What you will do
Copy each entry as it stands, leaving nothing out.

===== Provided records

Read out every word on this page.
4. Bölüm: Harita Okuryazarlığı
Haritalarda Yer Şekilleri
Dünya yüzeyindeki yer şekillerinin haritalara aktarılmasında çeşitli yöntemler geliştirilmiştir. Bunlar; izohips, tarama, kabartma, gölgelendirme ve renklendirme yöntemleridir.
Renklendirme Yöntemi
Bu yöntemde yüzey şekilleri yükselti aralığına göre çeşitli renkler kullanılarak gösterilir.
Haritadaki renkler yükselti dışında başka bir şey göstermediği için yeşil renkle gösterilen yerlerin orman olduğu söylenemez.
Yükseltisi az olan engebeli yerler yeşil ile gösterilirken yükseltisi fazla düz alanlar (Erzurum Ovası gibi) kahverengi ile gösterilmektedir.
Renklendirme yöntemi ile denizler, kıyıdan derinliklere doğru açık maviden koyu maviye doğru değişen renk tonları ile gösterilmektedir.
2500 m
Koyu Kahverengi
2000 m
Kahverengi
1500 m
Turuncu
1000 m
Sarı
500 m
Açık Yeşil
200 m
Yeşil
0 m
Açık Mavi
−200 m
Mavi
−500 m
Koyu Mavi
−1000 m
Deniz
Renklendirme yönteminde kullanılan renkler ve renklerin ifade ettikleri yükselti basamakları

==========

Answer to the problem
Read out every word on this page.
4. Bölüm: Harita Okuryazarlığı
Haritalarda Yer Şekilleri
Dünya yüzeyindeki yer şekillerinin haritalara aktarılmasında çeşitli yöntemler geliştirilmiştir. Bunlar; izohips, tarama, kabartma, gölgelendirme ve renklendirme yöntemleridir.
Renklendirme Yöntemi
Bu yöntemde yüzey şekilleri yükselti aralığına göre çeşitli renkler kullanılarak gösterilir.
Haritadaki renkler yükselti dışında başka bir şey göstermediği için yeşil renkle gösterilen yerlerin orman olduğu söylenemez.
Yükseltisi az olan engebeli yerler yeşil ile gösterilirken yükseltisi fazla düz alanlar (Erzurum Ovası gibi) kahverengi ile gösterilmektedir.
Renklendirme yöntemi ile denizler, kıyıdan derinliklere doğru açık maviden koyu maviye doğru değişen renk tonları ile gösterilmektedir.
2500 m
Koyu Kahverengi
2000 m
Kahverengi
1500 m
Turuncu
1000 m
Sarı
500 m
Açık Yeşil
200 m
Yeşil
0 m
Açık Mavi
−200 m
Mavi
−500 m
Koyu Mavi
−1000 m
Deniz
Renklendirme yönteminde kullanılan renkler ve renklerin ifade ettikleri yükselti basamakları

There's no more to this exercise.